══ EXCERPTED DATA

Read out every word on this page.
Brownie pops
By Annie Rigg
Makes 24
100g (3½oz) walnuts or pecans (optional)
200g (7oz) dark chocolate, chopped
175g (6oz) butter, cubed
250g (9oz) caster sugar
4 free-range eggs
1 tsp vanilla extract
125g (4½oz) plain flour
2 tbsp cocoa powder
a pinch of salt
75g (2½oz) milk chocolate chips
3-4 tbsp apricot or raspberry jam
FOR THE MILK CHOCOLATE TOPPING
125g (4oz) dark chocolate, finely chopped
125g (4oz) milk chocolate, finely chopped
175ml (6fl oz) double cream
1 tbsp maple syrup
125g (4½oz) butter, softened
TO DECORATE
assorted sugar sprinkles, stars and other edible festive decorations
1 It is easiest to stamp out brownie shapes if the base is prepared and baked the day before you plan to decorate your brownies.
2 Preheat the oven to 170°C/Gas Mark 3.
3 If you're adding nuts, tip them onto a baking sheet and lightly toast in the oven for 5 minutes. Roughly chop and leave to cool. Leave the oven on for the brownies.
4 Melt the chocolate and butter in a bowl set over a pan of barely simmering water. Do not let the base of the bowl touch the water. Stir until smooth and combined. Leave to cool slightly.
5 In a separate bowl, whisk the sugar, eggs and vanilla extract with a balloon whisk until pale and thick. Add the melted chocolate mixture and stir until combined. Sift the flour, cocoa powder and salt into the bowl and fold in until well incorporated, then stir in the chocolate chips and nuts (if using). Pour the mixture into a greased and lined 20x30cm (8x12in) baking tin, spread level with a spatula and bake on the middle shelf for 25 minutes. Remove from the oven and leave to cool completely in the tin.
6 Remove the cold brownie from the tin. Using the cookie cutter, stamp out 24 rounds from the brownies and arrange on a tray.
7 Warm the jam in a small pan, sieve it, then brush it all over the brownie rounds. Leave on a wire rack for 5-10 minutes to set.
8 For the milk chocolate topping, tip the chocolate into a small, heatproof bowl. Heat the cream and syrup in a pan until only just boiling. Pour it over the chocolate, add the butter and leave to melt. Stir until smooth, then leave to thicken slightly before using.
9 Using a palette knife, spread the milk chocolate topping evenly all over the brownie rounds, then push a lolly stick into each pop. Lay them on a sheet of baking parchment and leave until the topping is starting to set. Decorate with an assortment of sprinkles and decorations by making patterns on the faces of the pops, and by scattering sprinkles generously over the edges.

════

WHAT YOU WILL DO: Search the data above for the string "dark" and return every line that has it.

ANSWER FOR THE TASK:
200g (7oz) dark chocolate, chopped
125g (4oz) dark chocolate, finely chopped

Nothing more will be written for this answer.